── RECORDS PROVIDED ──
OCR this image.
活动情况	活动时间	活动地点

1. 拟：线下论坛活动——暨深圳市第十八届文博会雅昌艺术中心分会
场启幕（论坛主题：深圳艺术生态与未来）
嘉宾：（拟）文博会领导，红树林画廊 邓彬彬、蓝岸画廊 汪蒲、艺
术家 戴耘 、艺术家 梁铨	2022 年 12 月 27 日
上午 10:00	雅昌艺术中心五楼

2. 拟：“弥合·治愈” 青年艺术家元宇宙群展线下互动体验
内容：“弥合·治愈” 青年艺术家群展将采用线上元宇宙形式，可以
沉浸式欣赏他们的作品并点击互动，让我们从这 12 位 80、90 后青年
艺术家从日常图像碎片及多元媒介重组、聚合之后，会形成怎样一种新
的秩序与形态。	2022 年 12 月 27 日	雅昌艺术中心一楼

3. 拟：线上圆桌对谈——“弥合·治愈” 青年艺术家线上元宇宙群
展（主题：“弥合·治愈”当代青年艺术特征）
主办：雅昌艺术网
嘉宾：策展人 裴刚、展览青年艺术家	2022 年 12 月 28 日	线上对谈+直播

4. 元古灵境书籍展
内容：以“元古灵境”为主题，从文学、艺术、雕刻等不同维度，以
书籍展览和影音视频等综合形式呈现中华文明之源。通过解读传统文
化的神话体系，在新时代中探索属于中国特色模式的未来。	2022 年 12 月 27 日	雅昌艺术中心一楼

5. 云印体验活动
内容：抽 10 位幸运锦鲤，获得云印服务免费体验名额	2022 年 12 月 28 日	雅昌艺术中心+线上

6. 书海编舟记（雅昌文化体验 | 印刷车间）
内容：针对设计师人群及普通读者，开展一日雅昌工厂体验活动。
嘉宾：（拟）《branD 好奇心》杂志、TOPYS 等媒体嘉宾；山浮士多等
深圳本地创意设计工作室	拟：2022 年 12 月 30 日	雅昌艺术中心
───
» DIRECTIONS
Scan the material line by line and report each one that contains "雅昌艺术中心一楼".

» PROBLEM SOLUTION
的秩序与形态。	2022 年 12 月 27 日	雅昌艺术中心一楼
化的神话体系，在新时代中探索属于中国特色模式的未来。	2022 年 12 月 27 日	雅昌艺术中心一楼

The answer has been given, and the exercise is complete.